# [Problem to work on]
Reproduce the listing below word for word, from start to end, but omit the picture markers.

# [Items from a dataset]
########

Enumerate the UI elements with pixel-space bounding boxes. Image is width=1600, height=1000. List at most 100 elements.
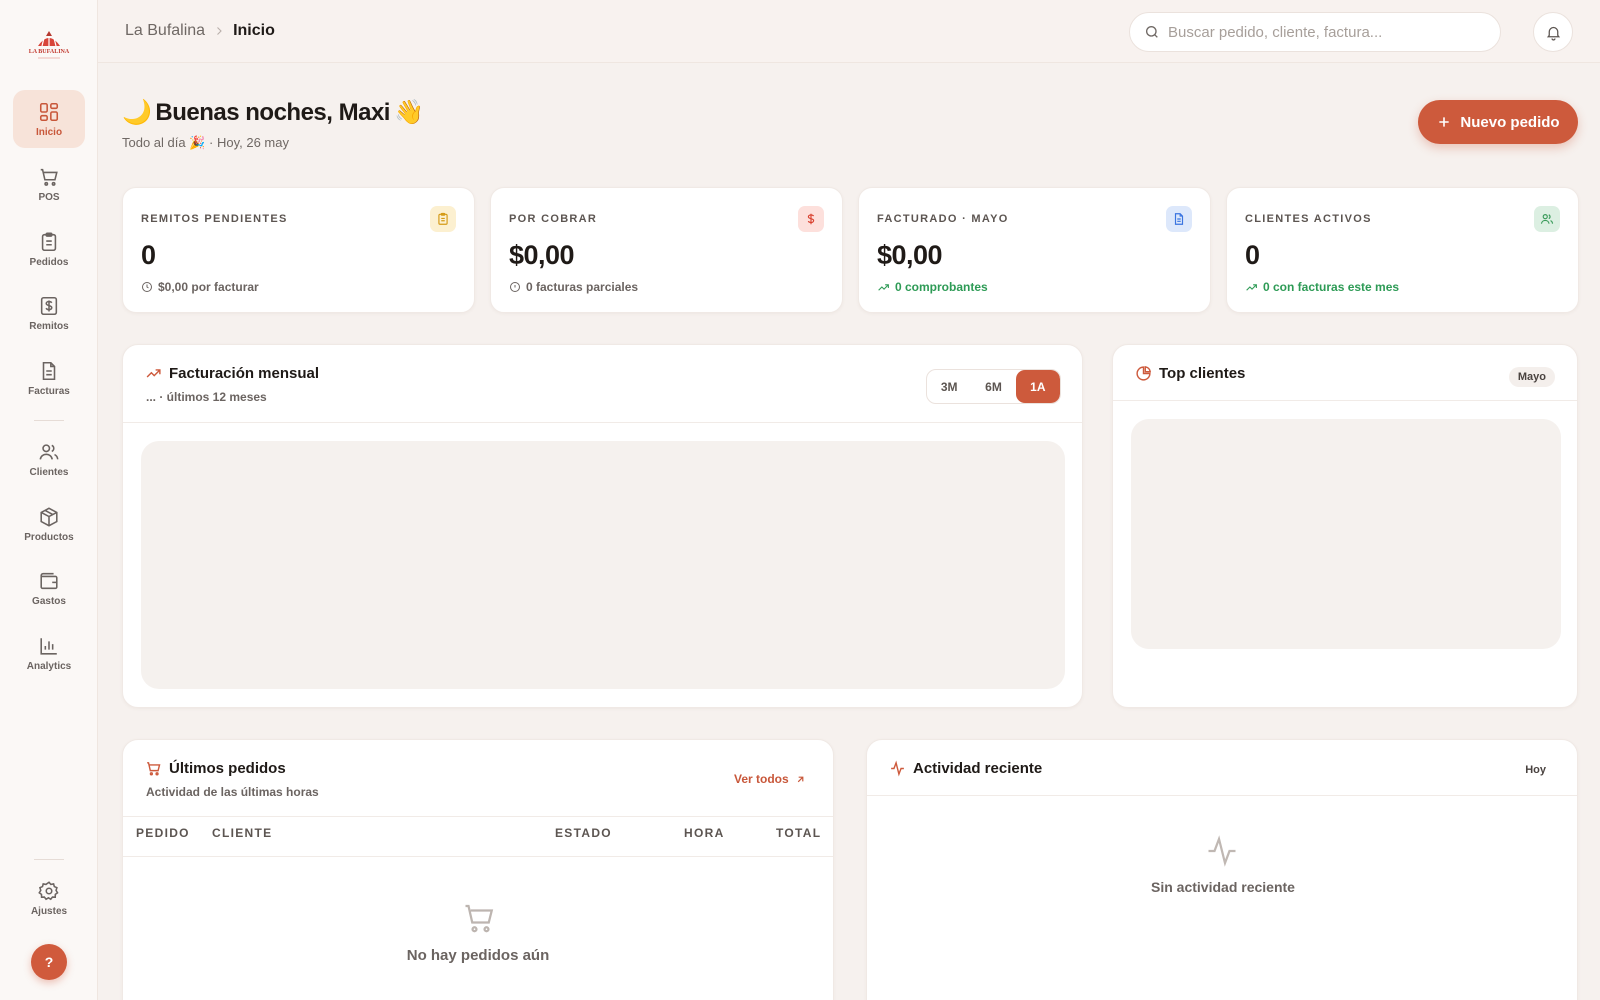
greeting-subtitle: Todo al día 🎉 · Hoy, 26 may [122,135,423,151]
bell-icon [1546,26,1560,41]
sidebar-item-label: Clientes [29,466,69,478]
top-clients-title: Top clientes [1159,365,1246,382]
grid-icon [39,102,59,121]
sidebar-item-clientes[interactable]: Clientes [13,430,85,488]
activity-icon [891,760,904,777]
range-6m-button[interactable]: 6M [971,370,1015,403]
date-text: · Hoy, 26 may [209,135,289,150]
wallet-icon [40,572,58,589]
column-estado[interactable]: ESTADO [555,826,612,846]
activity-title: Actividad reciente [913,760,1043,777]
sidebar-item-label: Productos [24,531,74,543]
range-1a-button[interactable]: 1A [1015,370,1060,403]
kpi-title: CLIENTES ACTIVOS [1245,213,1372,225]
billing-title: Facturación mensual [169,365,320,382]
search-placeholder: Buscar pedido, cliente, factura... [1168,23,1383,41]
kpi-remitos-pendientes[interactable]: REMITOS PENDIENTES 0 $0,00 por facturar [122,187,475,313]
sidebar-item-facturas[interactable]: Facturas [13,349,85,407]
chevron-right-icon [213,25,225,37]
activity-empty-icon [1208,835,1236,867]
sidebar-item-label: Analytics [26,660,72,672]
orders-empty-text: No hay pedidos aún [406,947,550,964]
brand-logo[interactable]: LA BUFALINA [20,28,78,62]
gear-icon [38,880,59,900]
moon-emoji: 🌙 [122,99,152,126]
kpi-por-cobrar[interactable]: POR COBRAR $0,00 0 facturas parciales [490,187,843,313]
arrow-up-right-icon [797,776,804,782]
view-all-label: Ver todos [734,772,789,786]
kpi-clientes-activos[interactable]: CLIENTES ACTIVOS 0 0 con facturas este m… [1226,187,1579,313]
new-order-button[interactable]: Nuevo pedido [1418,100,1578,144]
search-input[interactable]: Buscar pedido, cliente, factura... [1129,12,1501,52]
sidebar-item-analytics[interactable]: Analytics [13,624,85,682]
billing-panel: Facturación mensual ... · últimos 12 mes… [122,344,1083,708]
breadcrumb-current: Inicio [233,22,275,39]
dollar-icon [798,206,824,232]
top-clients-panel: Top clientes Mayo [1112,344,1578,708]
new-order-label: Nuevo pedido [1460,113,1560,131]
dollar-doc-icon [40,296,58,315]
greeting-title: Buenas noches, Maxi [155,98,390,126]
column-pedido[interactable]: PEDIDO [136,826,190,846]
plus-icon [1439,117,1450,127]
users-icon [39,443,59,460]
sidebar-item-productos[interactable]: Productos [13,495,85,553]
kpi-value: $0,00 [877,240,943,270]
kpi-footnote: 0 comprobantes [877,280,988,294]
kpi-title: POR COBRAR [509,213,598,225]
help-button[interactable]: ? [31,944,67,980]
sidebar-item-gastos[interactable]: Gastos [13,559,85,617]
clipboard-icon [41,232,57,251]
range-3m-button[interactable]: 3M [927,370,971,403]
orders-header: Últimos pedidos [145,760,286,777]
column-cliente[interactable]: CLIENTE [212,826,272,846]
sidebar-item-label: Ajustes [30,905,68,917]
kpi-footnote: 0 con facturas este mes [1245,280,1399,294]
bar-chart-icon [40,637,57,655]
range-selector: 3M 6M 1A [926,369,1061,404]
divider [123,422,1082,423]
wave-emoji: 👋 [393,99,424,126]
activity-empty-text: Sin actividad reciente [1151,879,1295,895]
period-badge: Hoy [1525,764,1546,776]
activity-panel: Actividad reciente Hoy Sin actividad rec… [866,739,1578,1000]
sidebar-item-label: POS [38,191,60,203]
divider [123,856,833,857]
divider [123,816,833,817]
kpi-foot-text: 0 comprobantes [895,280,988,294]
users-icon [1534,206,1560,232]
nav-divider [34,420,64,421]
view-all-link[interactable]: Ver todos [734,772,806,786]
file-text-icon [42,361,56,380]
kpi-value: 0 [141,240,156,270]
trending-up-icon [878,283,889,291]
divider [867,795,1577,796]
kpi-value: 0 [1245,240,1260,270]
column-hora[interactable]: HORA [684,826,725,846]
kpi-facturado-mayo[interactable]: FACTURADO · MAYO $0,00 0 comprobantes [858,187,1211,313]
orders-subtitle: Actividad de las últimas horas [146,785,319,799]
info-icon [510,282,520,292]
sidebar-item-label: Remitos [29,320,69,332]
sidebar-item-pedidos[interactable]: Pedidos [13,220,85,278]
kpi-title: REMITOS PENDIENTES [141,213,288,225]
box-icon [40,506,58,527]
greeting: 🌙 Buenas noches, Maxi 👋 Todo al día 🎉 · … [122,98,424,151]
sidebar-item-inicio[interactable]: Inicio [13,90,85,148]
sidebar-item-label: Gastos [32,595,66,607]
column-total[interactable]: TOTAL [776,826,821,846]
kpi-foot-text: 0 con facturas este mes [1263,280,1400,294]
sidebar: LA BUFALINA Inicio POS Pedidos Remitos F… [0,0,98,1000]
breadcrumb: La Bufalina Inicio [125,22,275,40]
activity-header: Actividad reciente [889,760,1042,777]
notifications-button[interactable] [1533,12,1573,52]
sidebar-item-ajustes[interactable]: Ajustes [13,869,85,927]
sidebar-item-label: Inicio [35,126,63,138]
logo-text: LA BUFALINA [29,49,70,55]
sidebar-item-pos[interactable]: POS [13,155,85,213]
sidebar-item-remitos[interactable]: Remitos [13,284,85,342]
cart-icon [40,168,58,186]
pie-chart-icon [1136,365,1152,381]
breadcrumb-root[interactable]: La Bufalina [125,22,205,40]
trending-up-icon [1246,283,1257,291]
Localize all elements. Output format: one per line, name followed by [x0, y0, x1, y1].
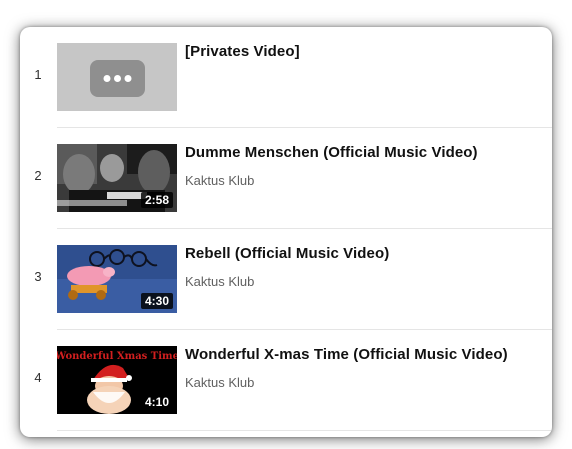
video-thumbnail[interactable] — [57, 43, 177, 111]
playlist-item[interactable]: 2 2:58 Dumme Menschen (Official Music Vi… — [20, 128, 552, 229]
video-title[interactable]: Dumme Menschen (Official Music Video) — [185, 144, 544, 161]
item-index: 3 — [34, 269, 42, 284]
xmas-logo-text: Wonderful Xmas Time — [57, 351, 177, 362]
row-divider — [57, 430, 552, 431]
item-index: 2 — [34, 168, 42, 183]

########

# [Task result]
Enumerate the UI elements with pixel-space bounding boxes. Image is width=1600, height=1000. List at most 100 elements.
greeting-subtitle: Todo al día 🎉 · Hoy, 26 may [122,135,423,151]
bell-icon [1546,26,1560,41]
sidebar-item-label: Clientes [29,466,69,478]
top-clients-title: Top clientes [1159,365,1246,382]
grid-icon [39,102,59,121]
sidebar-item-clientes[interactable]: Clientes [13,430,85,488]
activity-icon [891,760,904,777]
range-6m-button[interactable]: 6M [971,370,1015,403]
date-text: · Hoy, 26 may [209,135,289,150]
wallet-icon [40,572,58,589]
column-estado[interactable]: ESTADO [555,826,612,846]
activity-title: Actividad reciente [913,760,1043,777]
sidebar-item-label: Productos [24,531,74,543]
range-1a-button[interactable]: 1A [1015,370,1060,403]
kpi-title: CLIENTES ACTIVOS [1245,213,1372,225]
billing-title: Facturación mensual [169,365,320,382]
search-placeholder: Buscar pedido, cliente, factura... [1168,23,1383,41]
kpi-remitos-pendientes[interactable]: REMITOS PENDIENTES 0 $0,00 por facturar [122,187,475,313]
sidebar-item-facturas[interactable]: Facturas [13,349,85,407]
chevron-right-icon [213,25,225,37]
activity-empty-icon [1208,835,1236,867]
sidebar-item-label: Analytics [26,660,72,672]
orders-empty-text: No hay pedidos aún [406,947,550,964]
brand-logo[interactable]: LA BUFALINA [20,28,78,62]
gear-icon [38,880,59,900]
moon-emoji: 🌙 [122,99,152,126]
kpi-por-cobrar[interactable]: POR COBRAR $0,00 0 facturas parciales [490,187,843,313]
arrow-up-right-icon [797,776,804,782]
view-all-label: Ver todos [734,772,789,786]
kpi-clientes-activos[interactable]: CLIENTES ACTIVOS 0 0 con facturas este m… [1226,187,1579,313]
new-order-button[interactable]: Nuevo pedido [1418,100,1578,144]
search-input[interactable]: Buscar pedido, cliente, factura... [1129,12,1501,52]
sidebar-item-analytics[interactable]: Analytics [13,624,85,682]
billing-panel: Facturación mensual ... · últimos 12 mes… [122,344,1083,708]
breadcrumb-current: Inicio [233,22,275,39]
dollar-icon [798,206,824,232]
top-clients-panel: Top clientes Mayo [1112,344,1578,708]
new-order-label: Nuevo pedido [1460,113,1560,131]
dollar-doc-icon [40,296,58,315]
greeting-title: Buenas noches, Maxi [155,98,390,126]
column-pedido[interactable]: PEDIDO [136,826,190,846]
plus-icon [1439,117,1450,127]
users-icon [39,443,59,460]
sidebar-item-productos[interactable]: Productos [13,495,85,553]
kpi-value: $0,00 [877,240,943,270]
kpi-footnote: 0 comprobantes [877,280,988,294]
kpi-title: POR COBRAR [509,213,598,225]
help-button[interactable]: ? [31,944,67,980]
sidebar-item-gastos[interactable]: Gastos [13,559,85,617]
clipboard-icon [41,232,57,251]
range-3m-button[interactable]: 3M [927,370,971,403]
orders-header: Últimos pedidos [145,760,286,777]
column-cliente[interactable]: CLIENTE [212,826,272,846]
sidebar-item-label: Ajustes [30,905,68,917]
kpi-footnote: 0 con facturas este mes [1245,280,1399,294]
bar-chart-icon [40,637,57,655]
range-selector: 3M 6M 1A [926,369,1061,404]
divider [123,422,1082,423]
wave-emoji: 👋 [393,99,424,126]
activity-empty-text: Sin actividad reciente [1151,879,1295,895]
period-badge: Hoy [1525,764,1546,776]
activity-panel: Actividad reciente Hoy Sin actividad rec… [866,739,1578,1000]
sidebar-item-label: POS [38,191,60,203]
divider [123,856,833,857]
divider [123,816,833,817]
kpi-foot-text: 0 comprobantes [895,280,988,294]
users-icon [1534,206,1560,232]
nav-divider [34,420,64,421]
view-all-link[interactable]: Ver todos [734,772,806,786]
file-text-icon [42,361,56,380]
kpi-value: 0 [141,240,156,270]
trending-up-icon [878,283,889,291]
divider [867,795,1577,796]
kpi-value: 0 [1245,240,1260,270]
column-hora[interactable]: HORA [684,826,725,846]
kpi-facturado-mayo[interactable]: FACTURADO · MAYO $0,00 0 comprobantes [858,187,1211,313]
orders-subtitle: Actividad de las últimas horas [146,785,319,799]
info-icon [510,282,520,292]
sidebar-item-label: Remitos [29,320,69,332]
sidebar-item-pedidos[interactable]: Pedidos [13,220,85,278]
kpi-title: REMITOS PENDIENTES [141,213,288,225]
box-icon [40,506,58,527]
greeting: 🌙 Buenas noches, Maxi 👋 Todo al día 🎉 · … [122,98,424,151]
sidebar-item-inicio[interactable]: Inicio [13,90,85,148]
sidebar-item-label: Gastos [32,595,66,607]
column-total[interactable]: TOTAL [776,826,821,846]
kpi-foot-text: 0 con facturas este mes [1263,280,1400,294]
sidebar: LA BUFALINA Inicio POS Pedidos Remitos F… [0,0,98,1000]
breadcrumb: La Bufalina Inicio [125,22,275,40]
activity-header: Actividad reciente [889,760,1042,777]
notifications-button[interactable] [1533,12,1573,52]
sidebar-item-ajustes[interactable]: Ajustes [13,869,85,927]
sidebar-item-label: Inicio [35,126,63,138]
logo-text: LA BUFALINA [29,49,70,55]
sidebar-item-pos[interactable]: POS [13,155,85,213]
sidebar-item-remitos[interactable]: Remitos [13,284,85,342]
cart-icon [40,168,58,186]
pie-chart-icon [1136,365,1152,381]
breadcrumb-root[interactable]: La Bufalina [125,22,205,40]
trending-up-icon [1246,283,1257,291]
Localize all elements. Output format: one per line, name followed by [x0, y0, x1, y1].
video-thumbnail[interactable] — [57, 43, 177, 111]
playlist-item[interactable]: 2 2:58 Dumme Menschen (Official Music Vi… — [20, 128, 552, 229]
video-title[interactable]: Dumme Menschen (Official Music Video) — [185, 144, 544, 161]
item-index: 3 — [34, 269, 42, 284]
xmas-logo-text: Wonderful Xmas Time — [57, 351, 177, 362]
row-divider — [57, 430, 552, 431]
item-index: 2 — [34, 168, 42, 183]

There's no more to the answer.